Challenge ->
Extract every line that contains the word "lemma".

■ ■ ■

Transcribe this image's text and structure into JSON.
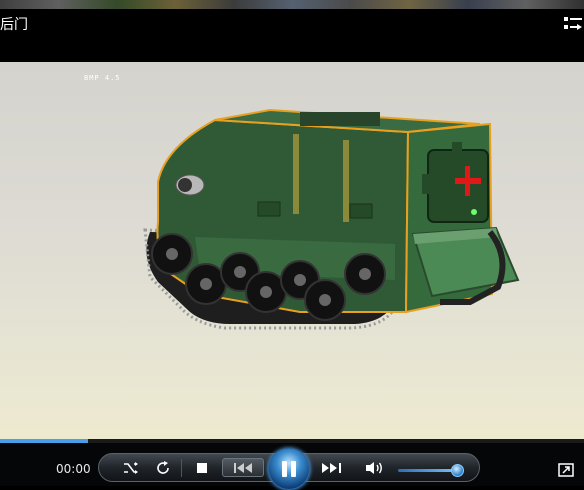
{
  "window": {
    "title": "后门"
  },
  "video": {
    "hud_text": "BMP 4.5",
    "scene": "green tracked vehicle with red cross ambulance marking",
    "seek_progress": 0.15
  },
  "controls": {
    "time": "00:00",
    "volume_level": 0.95,
    "icons": [
      "shuffle-icon",
      "repeat-icon",
      "stop-icon",
      "previous-icon",
      "pause-icon",
      "next-icon",
      "volume-icon",
      "fullscreen-icon",
      "playlist-icon"
    ]
  },
  "colors": {
    "accent": "#3c8ed0",
    "vehicle": "#2f5a35",
    "trim": "#e8a020",
    "cross": "#e01818"
  }
}
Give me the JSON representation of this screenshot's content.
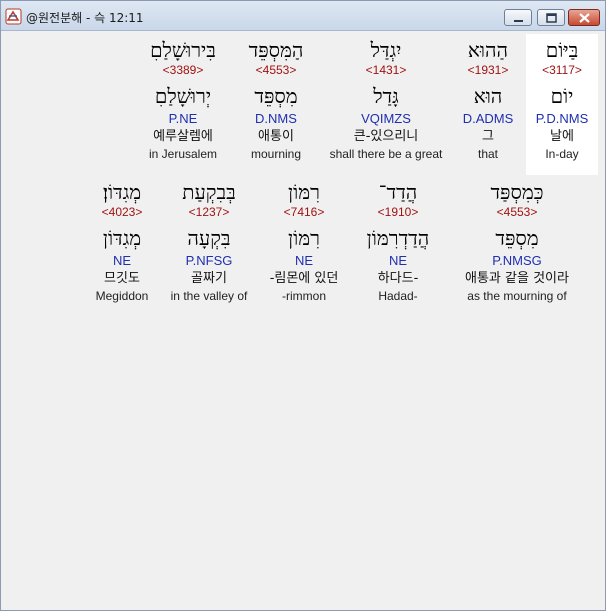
{
  "window": {
    "title": "@원전분해 - 슥 12:11"
  },
  "rows": [
    {
      "words": [
        {
          "heb": "בַּיּוֹם",
          "strong": "<3117>",
          "lemma": "יוֹם",
          "morph": "P.D.NMS",
          "kor": "날에",
          "eng": "In-day"
        },
        {
          "heb": "הַהוּא",
          "strong": "<1931>",
          "lemma": "הוּא",
          "morph": "D.ADMS",
          "kor": "그",
          "eng": "that"
        },
        {
          "heb": "יִגְדַּל",
          "strong": "<1431>",
          "lemma": "גָּדַל",
          "morph": "VQIMZS",
          "kor": "큰-있으리니",
          "eng": "shall there be a great"
        },
        {
          "heb": "הַמִּסְפֵּד",
          "strong": "<4553>",
          "lemma": "מִסְפֵּד",
          "morph": "D.NMS",
          "kor": "애통이",
          "eng": "mourning"
        },
        {
          "heb": "בִּירוּשָׁלַםִ",
          "strong": "<3389>",
          "lemma": "יְרוּשָׁלַםִ",
          "morph": "P.NE",
          "kor": "예루살렘에",
          "eng": "in Jerusalem"
        }
      ]
    },
    {
      "words": [
        {
          "heb": "כְּמִסְפַּד",
          "strong": "<4553>",
          "lemma": "מִסְפֵּד",
          "morph": "P.NMSG",
          "kor": "애통과 같을 것이라",
          "eng": "as the mourning of"
        },
        {
          "heb": "הֲדַד־",
          "strong": "<1910>",
          "lemma": "הֲדַדְרִמּוֹן",
          "morph": "NE",
          "kor": "하다드-",
          "eng": "Hadad-"
        },
        {
          "heb": "רִמּוֹן",
          "strong": "<7416>",
          "lemma": "רִמּוֹן",
          "morph": "NE",
          "kor": "-림몬에 있던",
          "eng": "-rimmon"
        },
        {
          "heb": "בְּבִקְעַת",
          "strong": "<1237>",
          "lemma": "בִּקְעָה",
          "morph": "P.NFSG",
          "kor": "골짜기",
          "eng": "in the valley of"
        },
        {
          "heb": "מְגִדּוֹן׃",
          "strong": "<4023>",
          "lemma": "מְגִדּוֹן",
          "morph": "NE",
          "kor": "므깃도",
          "eng": "Megiddon"
        }
      ]
    }
  ]
}
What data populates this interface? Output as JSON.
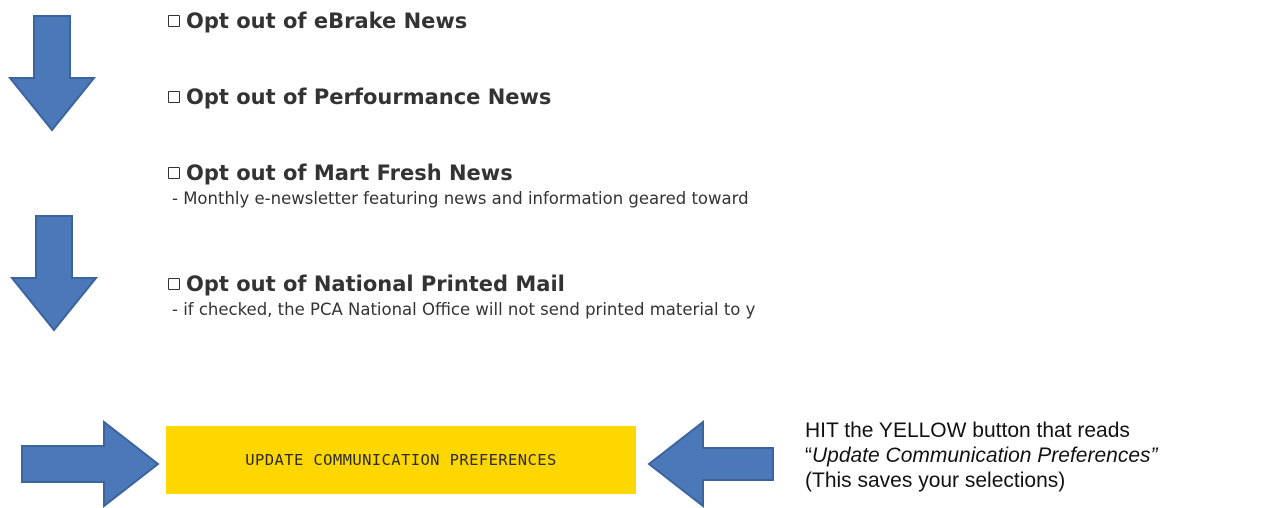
{
  "options": [
    {
      "label": "Opt out of eBrake News",
      "description": ""
    },
    {
      "label": "Opt out of Perfourmance News",
      "description": ""
    },
    {
      "label": "Opt out of Mart Fresh News",
      "description": "- Monthly e-newsletter featuring news and information geared toward"
    },
    {
      "label": "Opt out of National Printed Mail",
      "description": "- if checked, the PCA National Office will not send printed material to y"
    }
  ],
  "update_button": {
    "label": "UPDATE COMMUNICATION PREFERENCES",
    "color": "#fed701"
  },
  "instruction": {
    "line1": "HIT the YELLOW button that reads",
    "line2_open_quote": "“",
    "line2_italic": "Update Communication Preferences”",
    "line3": "(This saves your selections)"
  },
  "arrow_color": "#4a78b8",
  "arrow_outline": "#3b639c"
}
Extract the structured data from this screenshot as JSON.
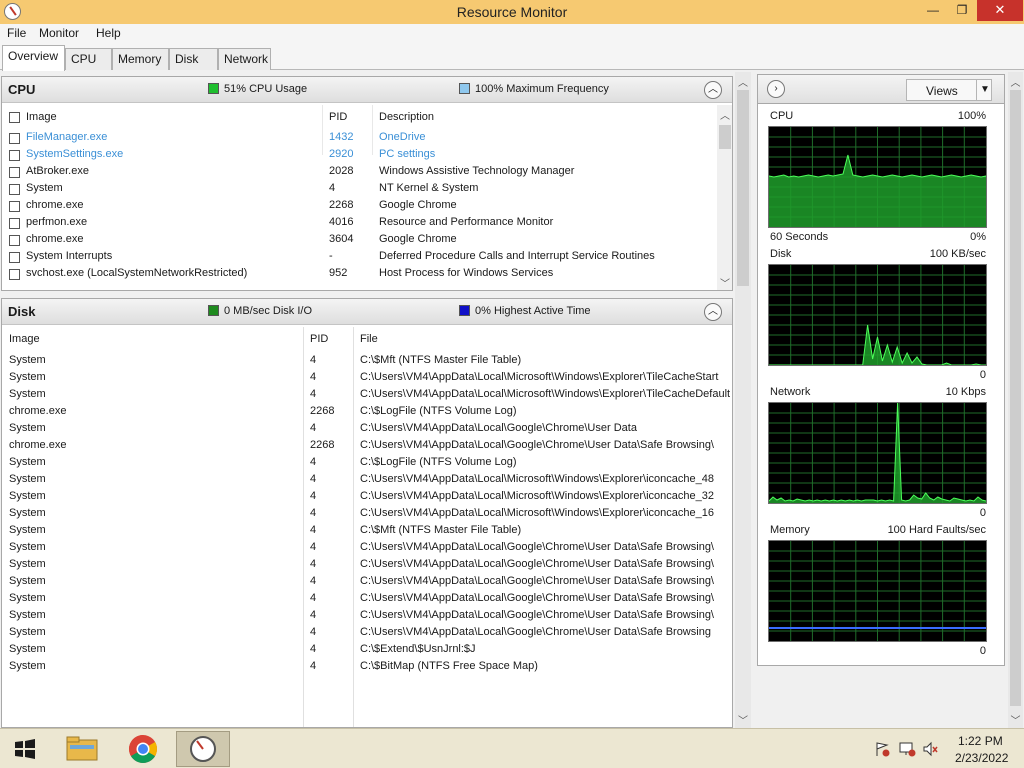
{
  "window": {
    "title": "Resource Monitor",
    "min_glyph": "—",
    "max_glyph": "❐",
    "close_glyph": "✕"
  },
  "menu": [
    "File",
    "Monitor",
    "Help"
  ],
  "tabs": [
    "Overview",
    "CPU",
    "Memory",
    "Disk",
    "Network"
  ],
  "active_tab": "Overview",
  "cpu": {
    "title": "CPU",
    "usage_label": "51% CPU Usage",
    "usage_color": "#1fbf2f",
    "freq_label": "100% Maximum Frequency",
    "freq_color": "#8fc8ee",
    "columns": [
      "Image",
      "PID",
      "Description"
    ],
    "rows": [
      {
        "image": "FileManager.exe",
        "pid": "1432",
        "description": "OneDrive",
        "link": true
      },
      {
        "image": "SystemSettings.exe",
        "pid": "2920",
        "description": "PC settings",
        "link": true
      },
      {
        "image": "AtBroker.exe",
        "pid": "2028",
        "description": "Windows Assistive Technology Manager"
      },
      {
        "image": "System",
        "pid": "4",
        "description": "NT Kernel & System"
      },
      {
        "image": "chrome.exe",
        "pid": "2268",
        "description": "Google Chrome"
      },
      {
        "image": "perfmon.exe",
        "pid": "4016",
        "description": "Resource and Performance Monitor"
      },
      {
        "image": "chrome.exe",
        "pid": "3604",
        "description": "Google Chrome"
      },
      {
        "image": "System Interrupts",
        "pid": "-",
        "description": "Deferred Procedure Calls and Interrupt Service Routines"
      },
      {
        "image": "svchost.exe (LocalSystemNetworkRestricted)",
        "pid": "952",
        "description": "Host Process for Windows Services"
      }
    ]
  },
  "disk": {
    "title": "Disk",
    "io_label": "0 MB/sec Disk I/O",
    "io_color": "#1e8a1e",
    "active_label": "0% Highest Active Time",
    "active_color": "#1010c8",
    "columns": [
      "Image",
      "PID",
      "File"
    ],
    "rows": [
      {
        "image": "System",
        "pid": "4",
        "file": "C:\\$Mft (NTFS Master File Table)"
      },
      {
        "image": "System",
        "pid": "4",
        "file": "C:\\Users\\VM4\\AppData\\Local\\Microsoft\\Windows\\Explorer\\TileCacheStart"
      },
      {
        "image": "System",
        "pid": "4",
        "file": "C:\\Users\\VM4\\AppData\\Local\\Microsoft\\Windows\\Explorer\\TileCacheDefault"
      },
      {
        "image": "chrome.exe",
        "pid": "2268",
        "file": "C:\\$LogFile (NTFS Volume Log)"
      },
      {
        "image": "System",
        "pid": "4",
        "file": "C:\\Users\\VM4\\AppData\\Local\\Google\\Chrome\\User Data"
      },
      {
        "image": "chrome.exe",
        "pid": "2268",
        "file": "C:\\Users\\VM4\\AppData\\Local\\Google\\Chrome\\User Data\\Safe Browsing\\"
      },
      {
        "image": "System",
        "pid": "4",
        "file": "C:\\$LogFile (NTFS Volume Log)"
      },
      {
        "image": "System",
        "pid": "4",
        "file": "C:\\Users\\VM4\\AppData\\Local\\Microsoft\\Windows\\Explorer\\iconcache_48"
      },
      {
        "image": "System",
        "pid": "4",
        "file": "C:\\Users\\VM4\\AppData\\Local\\Microsoft\\Windows\\Explorer\\iconcache_32"
      },
      {
        "image": "System",
        "pid": "4",
        "file": "C:\\Users\\VM4\\AppData\\Local\\Microsoft\\Windows\\Explorer\\iconcache_16"
      },
      {
        "image": "System",
        "pid": "4",
        "file": "C:\\$Mft (NTFS Master File Table)"
      },
      {
        "image": "System",
        "pid": "4",
        "file": "C:\\Users\\VM4\\AppData\\Local\\Google\\Chrome\\User Data\\Safe Browsing\\"
      },
      {
        "image": "System",
        "pid": "4",
        "file": "C:\\Users\\VM4\\AppData\\Local\\Google\\Chrome\\User Data\\Safe Browsing\\"
      },
      {
        "image": "System",
        "pid": "4",
        "file": "C:\\Users\\VM4\\AppData\\Local\\Google\\Chrome\\User Data\\Safe Browsing\\"
      },
      {
        "image": "System",
        "pid": "4",
        "file": "C:\\Users\\VM4\\AppData\\Local\\Google\\Chrome\\User Data\\Safe Browsing\\"
      },
      {
        "image": "System",
        "pid": "4",
        "file": "C:\\Users\\VM4\\AppData\\Local\\Google\\Chrome\\User Data\\Safe Browsing\\"
      },
      {
        "image": "System",
        "pid": "4",
        "file": "C:\\Users\\VM4\\AppData\\Local\\Google\\Chrome\\User Data\\Safe Browsing"
      },
      {
        "image": "System",
        "pid": "4",
        "file": "C:\\$Extend\\$UsnJrnl:$J"
      },
      {
        "image": "System",
        "pid": "4",
        "file": "C:\\$BitMap (NTFS Free Space Map)"
      }
    ]
  },
  "graphs_pane": {
    "views_label": "Views",
    "graphs": [
      {
        "name": "CPU",
        "top_right": "100%",
        "bottom_left": "60 Seconds",
        "bottom_right": "0%"
      },
      {
        "name": "Disk",
        "top_right": "100 KB/sec",
        "bottom_left": "",
        "bottom_right": "0"
      },
      {
        "name": "Network",
        "top_right": "10 Kbps",
        "bottom_left": "",
        "bottom_right": "0"
      },
      {
        "name": "Memory",
        "top_right": "100 Hard Faults/sec",
        "bottom_left": "",
        "bottom_right": "0"
      }
    ]
  },
  "chart_data": [
    {
      "type": "area",
      "title": "CPU",
      "ylim": [
        0,
        100
      ],
      "xlabel": "60 Seconds",
      "series": [
        {
          "values": [
            51,
            50,
            51,
            52,
            50,
            51,
            50,
            51,
            52,
            51,
            50,
            51,
            52,
            51,
            52,
            53,
            72,
            52,
            51,
            50,
            51,
            52,
            51,
            50,
            51,
            52,
            51,
            50,
            51,
            52,
            51,
            50,
            51,
            52,
            51,
            50,
            51,
            52,
            51,
            50,
            51,
            52,
            51,
            50,
            51
          ]
        }
      ]
    },
    {
      "type": "area",
      "title": "Disk",
      "ylim": [
        0,
        100
      ],
      "series": [
        {
          "values": [
            0,
            0,
            0,
            0,
            0,
            0,
            0,
            0,
            0,
            0,
            0,
            0,
            0,
            0,
            0,
            0,
            0,
            0,
            0,
            0,
            40,
            6,
            28,
            4,
            20,
            3,
            18,
            2,
            12,
            2,
            8,
            1,
            0,
            0,
            0,
            0,
            2,
            0,
            0,
            0,
            0,
            0,
            1,
            0,
            0
          ]
        }
      ]
    },
    {
      "type": "area",
      "title": "Network",
      "ylim": [
        0,
        10
      ],
      "series": [
        {
          "values": [
            0.2,
            0.6,
            0.3,
            0.5,
            0.2,
            0.3,
            0.2,
            0.4,
            0.3,
            0.2,
            0.3,
            0.2,
            0.3,
            0.2,
            0.3,
            0.2,
            0.3,
            0.2,
            0.3,
            0.2,
            0.3,
            0.2,
            0.3,
            0.2,
            0.3,
            0.3,
            0.3,
            0.2,
            0.3,
            0.2,
            0.3,
            0.2,
            10,
            0.3,
            0.2,
            0.3,
            0.8,
            0.5,
            0.4,
            1.0,
            0.5,
            0.3,
            0.6,
            0.4,
            0.3,
            0.2,
            0.5,
            0.4,
            0.3,
            0.2,
            0.3,
            0.2,
            0.6,
            0.3,
            0.2
          ]
        }
      ]
    },
    {
      "type": "line",
      "title": "Memory",
      "ylim": [
        0,
        100
      ],
      "series": [
        {
          "values": [
            13,
            13,
            13,
            13,
            13,
            13,
            13,
            13,
            13,
            13,
            13,
            13,
            13,
            13,
            13,
            13,
            13,
            13,
            13,
            13,
            13,
            13,
            13,
            13,
            13,
            13,
            13,
            13,
            13,
            13,
            13,
            13,
            13,
            13,
            13,
            13,
            13,
            13,
            13,
            13,
            13,
            13,
            13,
            13,
            13
          ]
        }
      ]
    }
  ],
  "taskbar": {
    "time": "1:22 PM",
    "date": "2/23/2022"
  }
}
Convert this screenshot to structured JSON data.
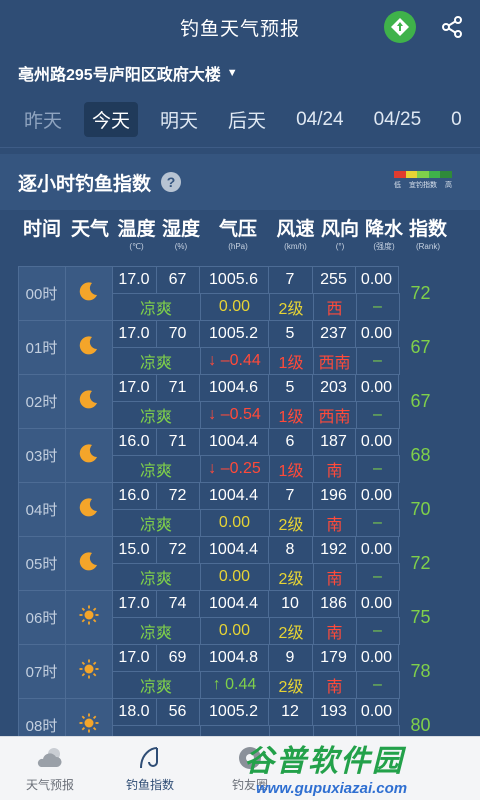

■ ■ ■

The reply ->
          "lemma": "יוֹם",
          "lemma": "הוּא",
          "lemma": "גָּדַל",
          "lemma": "מִסְפֵּד",
          "lemma": "יְרוּשָׁלַםִ",
          "lemma": "מִסְפֵּד",
          "lemma": "הֲדַדְרִמּוֹן",
          "lemma": "רִמּוֹן",
          "lemma": "בִּקְעָה",
          "lemma": "מְגִדּוֹן",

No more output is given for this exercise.